* [Exercise description]: Print all the records exactly, please.

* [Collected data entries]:

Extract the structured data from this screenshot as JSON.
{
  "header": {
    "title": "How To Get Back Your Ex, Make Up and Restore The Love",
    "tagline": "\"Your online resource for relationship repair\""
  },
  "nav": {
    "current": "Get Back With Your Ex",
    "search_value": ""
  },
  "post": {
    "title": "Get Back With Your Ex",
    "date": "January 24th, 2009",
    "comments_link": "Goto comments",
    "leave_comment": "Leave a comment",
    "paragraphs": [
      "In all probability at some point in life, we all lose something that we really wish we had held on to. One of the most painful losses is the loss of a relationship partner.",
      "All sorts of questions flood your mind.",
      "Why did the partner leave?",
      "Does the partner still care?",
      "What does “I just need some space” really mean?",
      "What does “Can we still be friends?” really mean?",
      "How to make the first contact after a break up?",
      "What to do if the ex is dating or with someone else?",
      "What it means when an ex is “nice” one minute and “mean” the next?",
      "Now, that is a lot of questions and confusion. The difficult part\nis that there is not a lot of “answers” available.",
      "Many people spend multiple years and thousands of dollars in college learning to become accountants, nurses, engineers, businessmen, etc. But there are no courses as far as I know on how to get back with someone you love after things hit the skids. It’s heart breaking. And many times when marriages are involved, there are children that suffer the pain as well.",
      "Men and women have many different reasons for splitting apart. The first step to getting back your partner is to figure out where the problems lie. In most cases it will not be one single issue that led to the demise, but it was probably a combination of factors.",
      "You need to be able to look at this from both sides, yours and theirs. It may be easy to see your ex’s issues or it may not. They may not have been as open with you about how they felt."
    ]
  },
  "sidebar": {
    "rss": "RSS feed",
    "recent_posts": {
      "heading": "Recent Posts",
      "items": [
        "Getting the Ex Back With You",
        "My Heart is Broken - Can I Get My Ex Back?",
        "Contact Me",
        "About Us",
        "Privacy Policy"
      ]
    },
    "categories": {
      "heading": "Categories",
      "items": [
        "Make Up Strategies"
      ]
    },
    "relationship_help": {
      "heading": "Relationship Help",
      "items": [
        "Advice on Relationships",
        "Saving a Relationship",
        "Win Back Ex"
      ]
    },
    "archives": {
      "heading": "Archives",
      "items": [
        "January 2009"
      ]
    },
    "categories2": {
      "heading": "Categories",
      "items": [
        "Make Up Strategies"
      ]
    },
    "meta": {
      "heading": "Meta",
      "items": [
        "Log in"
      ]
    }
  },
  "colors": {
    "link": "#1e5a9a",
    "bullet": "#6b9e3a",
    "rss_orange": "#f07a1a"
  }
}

* [Task result]:
Extract the structured data from this screenshot as JSON.
{
  "header": {
    "title": "How To Get Back Your Ex, Make Up and Restore The Love",
    "tagline": "\"Your online resource for relationship repair\""
  },
  "nav": {
    "current": "Get Back With Your Ex",
    "search_value": ""
  },
  "post": {
    "title": "Get Back With Your Ex",
    "date": "January 24th, 2009",
    "comments_link": "Goto comments",
    "leave_comment": "Leave a comment",
    "paragraphs": [
      "In all probability at some point in life, we all lose something that we really wish we had held on to. One of the most painful losses is the loss of a relationship partner.",
      "All sorts of questions flood your mind.",
      "Why did the partner leave?",
      "Does the partner still care?",
      "What does “I just need some space” really mean?",
      "What does “Can we still be friends?” really mean?",
      "How to make the first contact after a break up?",
      "What to do if the ex is dating or with someone else?",
      "What it means when an ex is “nice” one minute and “mean” the next?",
      "Now, that is a lot of questions and confusion. The difficult part\nis that there is not a lot of “answers” available.",
      "Many people spend multiple years and thousands of dollars in college learning to become accountants, nurses, engineers, businessmen, etc. But there are no courses as far as I know on how to get back with someone you love after things hit the skids. It’s heart breaking. And many times when marriages are involved, there are children that suffer the pain as well.",
      "Men and women have many different reasons for splitting apart. The first step to getting back your partner is to figure out where the problems lie. In most cases it will not be one single issue that led to the demise, but it was probably a combination of factors.",
      "You need to be able to look at this from both sides, yours and theirs. It may be easy to see your ex’s issues or it may not. They may not have been as open with you about how they felt."
    ]
  },
  "sidebar": {
    "rss": "RSS feed",
    "recent_posts": {
      "heading": "Recent Posts",
      "items": [
        "Getting the Ex Back With You",
        "My Heart is Broken - Can I Get My Ex Back?",
        "Contact Me",
        "About Us",
        "Privacy Policy"
      ]
    },
    "categories": {
      "heading": "Categories",
      "items": [
        "Make Up Strategies"
      ]
    },
    "relationship_help": {
      "heading": "Relationship Help",
      "items": [
        "Advice on Relationships",
        "Saving a Relationship",
        "Win Back Ex"
      ]
    },
    "archives": {
      "heading": "Archives",
      "items": [
        "January 2009"
      ]
    },
    "categories2": {
      "heading": "Categories",
      "items": [
        "Make Up Strategies"
      ]
    },
    "meta": {
      "heading": "Meta",
      "items": [
        "Log in"
      ]
    }
  },
  "colors": {
    "link": "#1e5a9a",
    "bullet": "#6b9e3a",
    "rss_orange": "#f07a1a"
  }
}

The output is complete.